* DATASET ENTRIES:
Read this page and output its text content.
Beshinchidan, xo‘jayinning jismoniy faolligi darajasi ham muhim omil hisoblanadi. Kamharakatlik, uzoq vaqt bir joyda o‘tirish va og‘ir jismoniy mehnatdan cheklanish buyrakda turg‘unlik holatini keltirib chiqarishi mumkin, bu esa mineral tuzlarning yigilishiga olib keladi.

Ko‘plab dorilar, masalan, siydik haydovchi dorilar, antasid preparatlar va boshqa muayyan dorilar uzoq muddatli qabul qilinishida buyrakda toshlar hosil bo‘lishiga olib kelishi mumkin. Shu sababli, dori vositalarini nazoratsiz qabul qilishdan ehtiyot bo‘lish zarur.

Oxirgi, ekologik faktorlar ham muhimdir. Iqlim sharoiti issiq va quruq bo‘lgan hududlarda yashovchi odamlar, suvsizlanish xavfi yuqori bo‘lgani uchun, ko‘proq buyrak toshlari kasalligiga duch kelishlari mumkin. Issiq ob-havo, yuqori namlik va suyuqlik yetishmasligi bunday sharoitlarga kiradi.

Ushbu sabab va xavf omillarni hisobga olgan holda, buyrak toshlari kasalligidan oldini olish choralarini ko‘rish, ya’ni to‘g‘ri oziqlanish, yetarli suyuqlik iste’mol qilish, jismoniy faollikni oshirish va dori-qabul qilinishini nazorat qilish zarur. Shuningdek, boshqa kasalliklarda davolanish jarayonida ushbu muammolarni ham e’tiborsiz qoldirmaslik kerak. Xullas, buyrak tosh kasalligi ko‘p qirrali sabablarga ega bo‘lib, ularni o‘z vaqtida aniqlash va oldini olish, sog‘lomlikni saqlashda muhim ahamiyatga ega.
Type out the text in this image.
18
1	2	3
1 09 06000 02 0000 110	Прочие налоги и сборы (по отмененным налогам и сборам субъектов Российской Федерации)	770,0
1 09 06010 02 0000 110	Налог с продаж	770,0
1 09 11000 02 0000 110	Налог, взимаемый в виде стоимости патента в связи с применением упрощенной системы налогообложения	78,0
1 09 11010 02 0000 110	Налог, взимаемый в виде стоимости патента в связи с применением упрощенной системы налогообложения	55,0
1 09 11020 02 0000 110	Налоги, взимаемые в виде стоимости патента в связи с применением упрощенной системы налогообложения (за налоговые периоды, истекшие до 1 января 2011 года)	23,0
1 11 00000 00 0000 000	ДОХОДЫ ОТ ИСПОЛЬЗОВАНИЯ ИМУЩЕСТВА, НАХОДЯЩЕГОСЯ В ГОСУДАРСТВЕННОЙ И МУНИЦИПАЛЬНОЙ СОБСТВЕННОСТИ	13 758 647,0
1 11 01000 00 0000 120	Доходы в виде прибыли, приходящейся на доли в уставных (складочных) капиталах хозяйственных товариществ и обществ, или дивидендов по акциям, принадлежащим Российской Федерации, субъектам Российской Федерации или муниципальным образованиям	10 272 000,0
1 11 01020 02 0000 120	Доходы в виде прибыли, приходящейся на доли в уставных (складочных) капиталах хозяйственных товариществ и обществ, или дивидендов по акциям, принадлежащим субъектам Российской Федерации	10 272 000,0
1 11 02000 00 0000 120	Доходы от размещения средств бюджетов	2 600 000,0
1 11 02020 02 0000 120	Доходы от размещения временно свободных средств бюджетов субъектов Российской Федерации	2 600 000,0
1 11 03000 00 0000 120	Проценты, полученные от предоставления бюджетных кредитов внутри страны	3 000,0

* DIRECTIONS FOR THIS TASK:
Count the lines that hold the string "субъектов" and state that number alone.

* WORKED SOLUTION:
2